— EXERCISE —
From the entries below, copy every line that holds the word "тики".

— DATA SUPPLIED —
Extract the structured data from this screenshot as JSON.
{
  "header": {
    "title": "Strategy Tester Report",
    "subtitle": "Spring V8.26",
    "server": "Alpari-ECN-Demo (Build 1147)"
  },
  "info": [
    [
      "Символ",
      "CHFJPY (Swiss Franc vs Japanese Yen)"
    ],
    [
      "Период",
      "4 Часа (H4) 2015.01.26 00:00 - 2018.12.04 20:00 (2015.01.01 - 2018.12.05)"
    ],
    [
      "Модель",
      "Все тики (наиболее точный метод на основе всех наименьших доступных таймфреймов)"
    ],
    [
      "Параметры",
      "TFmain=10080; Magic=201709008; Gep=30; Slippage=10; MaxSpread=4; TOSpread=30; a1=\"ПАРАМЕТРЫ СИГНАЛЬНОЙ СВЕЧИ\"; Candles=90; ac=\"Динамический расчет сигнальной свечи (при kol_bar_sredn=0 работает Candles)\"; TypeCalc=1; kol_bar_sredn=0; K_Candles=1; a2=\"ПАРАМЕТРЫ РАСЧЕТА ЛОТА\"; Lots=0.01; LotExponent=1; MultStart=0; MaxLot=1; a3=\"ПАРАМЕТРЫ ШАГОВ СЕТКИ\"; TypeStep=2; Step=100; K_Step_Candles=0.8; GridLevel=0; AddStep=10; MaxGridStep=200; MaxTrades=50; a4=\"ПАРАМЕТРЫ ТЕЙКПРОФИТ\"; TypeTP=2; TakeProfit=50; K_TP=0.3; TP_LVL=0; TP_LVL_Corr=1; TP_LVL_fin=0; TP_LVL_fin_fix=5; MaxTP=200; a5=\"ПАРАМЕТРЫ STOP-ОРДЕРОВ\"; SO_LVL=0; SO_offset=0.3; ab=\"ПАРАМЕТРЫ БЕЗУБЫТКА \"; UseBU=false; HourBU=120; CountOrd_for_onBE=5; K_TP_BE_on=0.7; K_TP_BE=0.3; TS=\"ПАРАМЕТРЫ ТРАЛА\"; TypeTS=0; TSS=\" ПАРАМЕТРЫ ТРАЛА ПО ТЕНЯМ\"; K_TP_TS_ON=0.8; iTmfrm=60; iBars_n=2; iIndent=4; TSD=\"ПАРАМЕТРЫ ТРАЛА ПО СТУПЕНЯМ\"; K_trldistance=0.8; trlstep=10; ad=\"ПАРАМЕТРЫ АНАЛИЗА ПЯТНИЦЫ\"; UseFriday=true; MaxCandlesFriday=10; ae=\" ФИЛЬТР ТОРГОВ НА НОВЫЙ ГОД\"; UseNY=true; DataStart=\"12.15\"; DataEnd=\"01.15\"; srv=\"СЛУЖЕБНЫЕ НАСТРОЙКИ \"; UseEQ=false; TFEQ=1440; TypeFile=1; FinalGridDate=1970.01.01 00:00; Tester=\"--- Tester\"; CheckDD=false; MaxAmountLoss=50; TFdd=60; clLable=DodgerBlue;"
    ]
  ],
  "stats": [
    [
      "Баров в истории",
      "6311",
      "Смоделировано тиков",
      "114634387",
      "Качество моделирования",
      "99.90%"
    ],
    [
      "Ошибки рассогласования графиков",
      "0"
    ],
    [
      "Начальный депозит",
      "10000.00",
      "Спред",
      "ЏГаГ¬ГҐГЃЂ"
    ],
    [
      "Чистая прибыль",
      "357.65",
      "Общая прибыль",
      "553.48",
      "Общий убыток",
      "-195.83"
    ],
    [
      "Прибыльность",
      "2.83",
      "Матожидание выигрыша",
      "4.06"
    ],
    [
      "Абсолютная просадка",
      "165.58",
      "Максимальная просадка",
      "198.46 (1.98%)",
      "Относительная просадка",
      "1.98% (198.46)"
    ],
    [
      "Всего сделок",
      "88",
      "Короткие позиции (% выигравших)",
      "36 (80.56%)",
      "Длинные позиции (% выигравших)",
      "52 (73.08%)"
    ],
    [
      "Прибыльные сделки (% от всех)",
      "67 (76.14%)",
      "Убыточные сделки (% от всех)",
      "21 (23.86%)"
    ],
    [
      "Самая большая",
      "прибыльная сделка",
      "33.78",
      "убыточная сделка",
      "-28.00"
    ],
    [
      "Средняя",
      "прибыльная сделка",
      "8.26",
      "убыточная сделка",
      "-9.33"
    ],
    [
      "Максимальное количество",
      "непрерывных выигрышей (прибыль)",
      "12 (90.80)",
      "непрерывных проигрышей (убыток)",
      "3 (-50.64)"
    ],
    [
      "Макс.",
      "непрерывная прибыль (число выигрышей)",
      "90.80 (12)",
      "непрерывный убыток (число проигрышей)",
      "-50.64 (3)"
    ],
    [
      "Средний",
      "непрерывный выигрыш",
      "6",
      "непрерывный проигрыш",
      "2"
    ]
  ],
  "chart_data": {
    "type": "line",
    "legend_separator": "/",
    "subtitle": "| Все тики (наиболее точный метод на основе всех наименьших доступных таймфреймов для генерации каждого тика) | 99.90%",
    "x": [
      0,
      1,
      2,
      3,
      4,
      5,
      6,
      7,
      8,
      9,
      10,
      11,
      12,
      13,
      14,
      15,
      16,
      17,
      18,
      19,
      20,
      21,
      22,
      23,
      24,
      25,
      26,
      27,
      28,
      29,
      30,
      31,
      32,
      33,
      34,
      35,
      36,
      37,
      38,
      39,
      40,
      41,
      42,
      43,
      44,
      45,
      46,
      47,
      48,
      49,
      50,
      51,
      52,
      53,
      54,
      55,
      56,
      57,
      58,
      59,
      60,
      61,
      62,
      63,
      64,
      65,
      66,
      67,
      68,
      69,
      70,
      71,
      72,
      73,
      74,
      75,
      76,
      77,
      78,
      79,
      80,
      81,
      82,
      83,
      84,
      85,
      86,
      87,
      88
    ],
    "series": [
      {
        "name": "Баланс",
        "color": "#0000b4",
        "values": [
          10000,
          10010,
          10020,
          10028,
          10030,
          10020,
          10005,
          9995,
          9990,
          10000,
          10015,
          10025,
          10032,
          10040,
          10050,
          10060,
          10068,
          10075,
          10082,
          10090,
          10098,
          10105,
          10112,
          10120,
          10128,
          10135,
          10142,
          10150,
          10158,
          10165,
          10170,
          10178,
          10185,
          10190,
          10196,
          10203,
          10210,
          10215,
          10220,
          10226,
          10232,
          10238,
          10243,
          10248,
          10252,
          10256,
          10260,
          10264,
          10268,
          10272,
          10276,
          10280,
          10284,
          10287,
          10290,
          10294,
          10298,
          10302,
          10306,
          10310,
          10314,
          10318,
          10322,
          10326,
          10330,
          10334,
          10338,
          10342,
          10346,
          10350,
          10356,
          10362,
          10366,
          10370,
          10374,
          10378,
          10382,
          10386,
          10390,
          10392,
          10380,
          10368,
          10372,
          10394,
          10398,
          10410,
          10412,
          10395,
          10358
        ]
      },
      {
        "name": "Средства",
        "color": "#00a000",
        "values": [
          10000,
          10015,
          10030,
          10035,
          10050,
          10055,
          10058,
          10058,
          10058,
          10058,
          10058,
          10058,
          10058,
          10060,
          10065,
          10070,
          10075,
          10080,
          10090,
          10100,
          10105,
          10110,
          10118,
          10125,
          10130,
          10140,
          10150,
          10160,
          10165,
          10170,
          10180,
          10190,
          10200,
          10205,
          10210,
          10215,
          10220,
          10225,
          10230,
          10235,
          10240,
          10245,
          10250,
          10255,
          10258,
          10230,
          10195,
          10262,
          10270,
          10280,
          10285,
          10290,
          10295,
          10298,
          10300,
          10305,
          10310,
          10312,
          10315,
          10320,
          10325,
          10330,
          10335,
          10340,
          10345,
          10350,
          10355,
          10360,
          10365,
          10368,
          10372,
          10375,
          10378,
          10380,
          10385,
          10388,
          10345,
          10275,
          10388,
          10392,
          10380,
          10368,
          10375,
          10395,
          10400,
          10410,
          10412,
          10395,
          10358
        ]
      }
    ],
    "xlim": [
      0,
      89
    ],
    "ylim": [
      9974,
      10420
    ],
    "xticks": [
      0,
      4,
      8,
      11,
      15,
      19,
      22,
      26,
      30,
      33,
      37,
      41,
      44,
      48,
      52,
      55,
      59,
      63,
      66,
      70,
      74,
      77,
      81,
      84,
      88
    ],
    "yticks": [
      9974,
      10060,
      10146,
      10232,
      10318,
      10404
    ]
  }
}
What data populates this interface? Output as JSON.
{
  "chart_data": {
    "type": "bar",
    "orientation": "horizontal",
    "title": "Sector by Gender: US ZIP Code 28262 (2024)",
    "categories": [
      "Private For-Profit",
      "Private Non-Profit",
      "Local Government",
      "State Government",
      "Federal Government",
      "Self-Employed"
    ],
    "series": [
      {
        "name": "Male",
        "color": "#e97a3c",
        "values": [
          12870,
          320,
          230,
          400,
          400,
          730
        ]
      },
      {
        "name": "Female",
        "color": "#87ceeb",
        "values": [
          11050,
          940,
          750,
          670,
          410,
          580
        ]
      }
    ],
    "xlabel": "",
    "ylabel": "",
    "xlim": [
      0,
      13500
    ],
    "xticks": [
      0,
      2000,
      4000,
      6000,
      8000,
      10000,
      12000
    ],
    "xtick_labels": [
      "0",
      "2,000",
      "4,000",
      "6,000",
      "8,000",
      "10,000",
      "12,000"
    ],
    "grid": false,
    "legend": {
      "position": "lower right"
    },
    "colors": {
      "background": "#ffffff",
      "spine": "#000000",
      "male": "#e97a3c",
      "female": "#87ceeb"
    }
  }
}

— THE COMPLETED TASK —
      "Все тики (наиболее точный метод на основе всех наименьших доступных таймфреймов)"
    "subtitle": "| Все тики (наиболее точный метод на основе всех наименьших доступных таймфреймов для генерации каждого тика) | 99.90%",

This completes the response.